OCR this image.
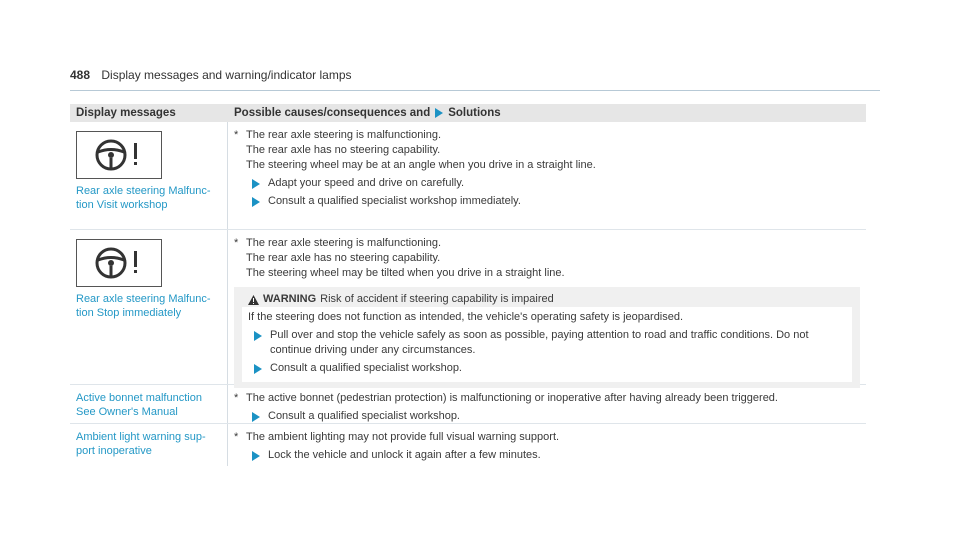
488 Display messages and warning/indicator lamps
Display messages	Possible causes/consequences and Solutions
Rear axle steering Malfunc-tion Visit workshop
* The rear axle steering is malfunctioning.
The rear axle has no steering capability.
The steering wheel may be at an angle when you drive in a straight line.
Adapt your speed and drive on carefully.
Consult a qualified specialist workshop immediately.
Rear axle steering Malfunc-tion Stop immediately
* The rear axle steering is malfunctioning.
The rear axle has no steering capability.
The steering wheel may be tilted when you drive in a straight line.
WARNING Risk of accident if steering capability is impaired
If the steering does not function as intended, the vehicle's operating safety is jeopardised.
Pull over and stop the vehicle safely as soon as possible, paying attention to road and traffic conditions. Do not continue driving under any circumstances.
Consult a qualified specialist workshop.
Active bonnet malfunction See Owner's Manual
* The active bonnet (pedestrian protection) is malfunctioning or inoperative after having already been triggered.
Consult a qualified specialist workshop.
Ambient light warning sup-port inoperative
* The ambient lighting may not provide full visual warning support.
Lock the vehicle and unlock it again after a few minutes.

● ● ● ● ●

§ What is expected: The listing above needs to be output again exactly. Don't include the pictures.

§ Result:
OCR this image.
488 Display messages and warning/indicator lamps
Display messages	Possible causes/consequences and Solutions
Rear axle steering Malfunc-tion Visit workshop
* The rear axle steering is malfunctioning.
The rear axle has no steering capability.
The steering wheel may be at an angle when you drive in a straight line.
Adapt your speed and drive on carefully.
Consult a qualified specialist workshop immediately.
Rear axle steering Malfunc-tion Stop immediately
* The rear axle steering is malfunctioning.
The rear axle has no steering capability.
The steering wheel may be tilted when you drive in a straight line.
WARNING Risk of accident if steering capability is impaired
If the steering does not function as intended, the vehicle's operating safety is jeopardised.
Pull over and stop the vehicle safely as soon as possible, paying attention to road and traffic conditions. Do not continue driving under any circumstances.
Consult a qualified specialist workshop.
Active bonnet malfunction See Owner's Manual
* The active bonnet (pedestrian protection) is malfunctioning or inoperative after having already been triggered.
Consult a qualified specialist workshop.
Ambient light warning sup-port inoperative
* The ambient lighting may not provide full visual warning support.
Lock the vehicle and unlock it again after a few minutes.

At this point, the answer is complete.